PROVIDED RECORDS
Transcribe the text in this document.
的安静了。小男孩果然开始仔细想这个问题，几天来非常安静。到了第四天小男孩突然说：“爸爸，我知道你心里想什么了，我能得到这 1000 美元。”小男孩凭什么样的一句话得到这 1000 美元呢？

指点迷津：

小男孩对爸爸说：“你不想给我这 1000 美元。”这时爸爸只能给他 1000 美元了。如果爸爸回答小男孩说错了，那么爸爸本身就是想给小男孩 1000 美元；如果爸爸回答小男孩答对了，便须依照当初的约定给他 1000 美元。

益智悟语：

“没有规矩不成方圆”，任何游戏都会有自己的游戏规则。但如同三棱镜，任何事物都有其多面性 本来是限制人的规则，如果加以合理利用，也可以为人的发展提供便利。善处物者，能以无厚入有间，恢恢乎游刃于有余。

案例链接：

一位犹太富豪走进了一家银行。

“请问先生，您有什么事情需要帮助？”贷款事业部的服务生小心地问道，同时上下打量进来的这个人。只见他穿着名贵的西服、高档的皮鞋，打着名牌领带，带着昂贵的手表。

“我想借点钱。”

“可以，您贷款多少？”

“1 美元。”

TASK OBJECTIVE
Output all of the material exactly as written.

EXERCISE SOLUTION
Transcribe the text in this document.
的安静了。小男孩果然开始仔细想这个问题，几天来非常安静。到了第四天小男孩突然说：“爸爸，我知道你心里想什么了，我能得到这 1000 美元。”小男孩凭什么样的一句话得到这 1000 美元呢？

指点迷津：

小男孩对爸爸说：“你不想给我这 1000 美元。”这时爸爸只能给他 1000 美元了。如果爸爸回答小男孩说错了，那么爸爸本身就是想给小男孩 1000 美元；如果爸爸回答小男孩答对了，便须依照当初的约定给他 1000 美元。

益智悟语：

“没有规矩不成方圆”，任何游戏都会有自己的游戏规则。但如同三棱镜，任何事物都有其多面性 本来是限制人的规则，如果加以合理利用，也可以为人的发展提供便利。善处物者，能以无厚入有间，恢恢乎游刃于有余。

案例链接：

一位犹太富豪走进了一家银行。

“请问先生，您有什么事情需要帮助？”贷款事业部的服务生小心地问道，同时上下打量进来的这个人。只见他穿着名贵的西服、高档的皮鞋，打着名牌领带，带着昂贵的手表。

“我想借点钱。”

“可以，您贷款多少？”

“1 美元。”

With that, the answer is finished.